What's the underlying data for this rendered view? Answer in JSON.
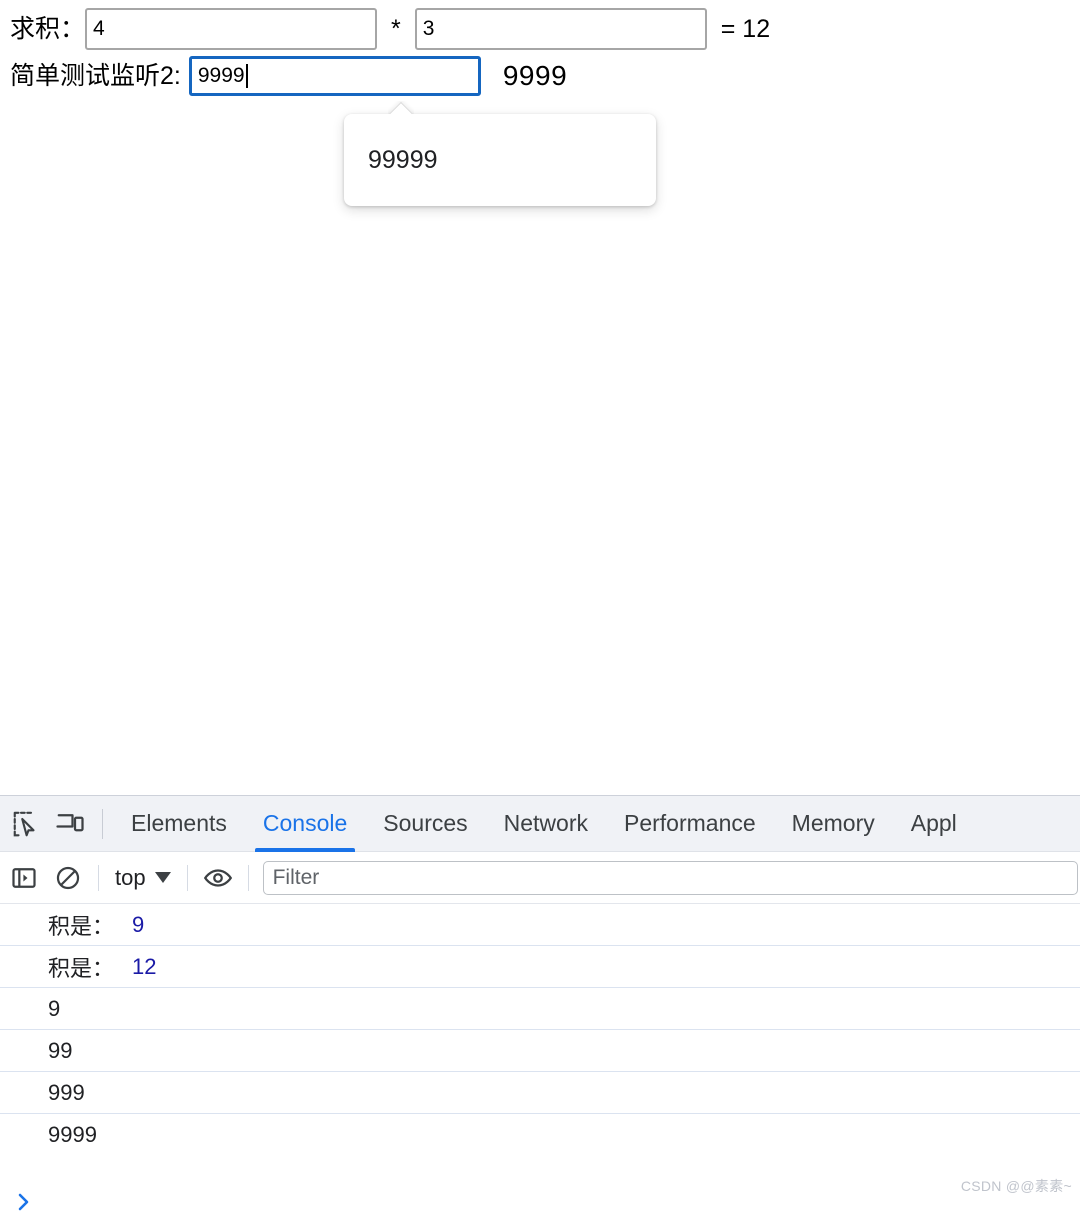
{
  "page": {
    "product_row": {
      "label": "求积：",
      "input_a_value": "4",
      "operator": "*",
      "input_b_value": "3",
      "result": "= 12"
    },
    "listen_row": {
      "label": "简单测试监听2:",
      "input_value": "9999",
      "echo_value": "9999"
    },
    "autocomplete": {
      "item": "99999"
    }
  },
  "devtools": {
    "tabs": [
      {
        "label": "Elements",
        "active": false
      },
      {
        "label": "Console",
        "active": true
      },
      {
        "label": "Sources",
        "active": false
      },
      {
        "label": "Network",
        "active": false
      },
      {
        "label": "Performance",
        "active": false
      },
      {
        "label": "Memory",
        "active": false
      },
      {
        "label": "Appl",
        "active": false
      }
    ],
    "icons": {
      "inspect": "inspect-element-icon",
      "device": "device-toolbar-icon",
      "sidebar": "console-sidebar-icon",
      "clear": "clear-console-icon",
      "eye": "live-expression-eye-icon"
    },
    "console_toolbar": {
      "context": "top",
      "filter_placeholder": "Filter",
      "filter_value": ""
    },
    "console_messages": [
      {
        "label": "积是：",
        "value": "9"
      },
      {
        "label": "积是：",
        "value": "12"
      },
      {
        "label": "9",
        "value": ""
      },
      {
        "label": "99",
        "value": ""
      },
      {
        "label": "999",
        "value": ""
      },
      {
        "label": "9999",
        "value": ""
      }
    ],
    "prompt_symbol": "❯"
  },
  "watermark": "CSDN @@素素~",
  "colors": {
    "accent_blue": "#1a73e8",
    "focus_border": "#1566c0",
    "console_value": "#1a1aa6",
    "tabbar_bg": "#f0f2f6"
  }
}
------------------------------------------------------------------------
## TASK TO COMPLETE
Extract all the entries word for word; omit any pictures.

## EXERCISE ANSWER
What's the underlying data for this rendered view? Answer in JSON.
{
  "page": {
    "product_row": {
      "label": "求积：",
      "input_a_value": "4",
      "operator": "*",
      "input_b_value": "3",
      "result": "= 12"
    },
    "listen_row": {
      "label": "简单测试监听2:",
      "input_value": "9999",
      "echo_value": "9999"
    },
    "autocomplete": {
      "item": "99999"
    }
  },
  "devtools": {
    "tabs": [
      {
        "label": "Elements",
        "active": false
      },
      {
        "label": "Console",
        "active": true
      },
      {
        "label": "Sources",
        "active": false
      },
      {
        "label": "Network",
        "active": false
      },
      {
        "label": "Performance",
        "active": false
      },
      {
        "label": "Memory",
        "active": false
      },
      {
        "label": "Appl",
        "active": false
      }
    ],
    "icons": {
      "inspect": "inspect-element-icon",
      "device": "device-toolbar-icon",
      "sidebar": "console-sidebar-icon",
      "clear": "clear-console-icon",
      "eye": "live-expression-eye-icon"
    },
    "console_toolbar": {
      "context": "top",
      "filter_placeholder": "Filter",
      "filter_value": ""
    },
    "console_messages": [
      {
        "label": "积是：",
        "value": "9"
      },
      {
        "label": "积是：",
        "value": "12"
      },
      {
        "label": "9",
        "value": ""
      },
      {
        "label": "99",
        "value": ""
      },
      {
        "label": "999",
        "value": ""
      },
      {
        "label": "9999",
        "value": ""
      }
    ],
    "prompt_symbol": "❯"
  },
  "watermark": "CSDN @@素素~",
  "colors": {
    "accent_blue": "#1a73e8",
    "focus_border": "#1566c0",
    "console_value": "#1a1aa6",
    "tabbar_bg": "#f0f2f6"
  }
}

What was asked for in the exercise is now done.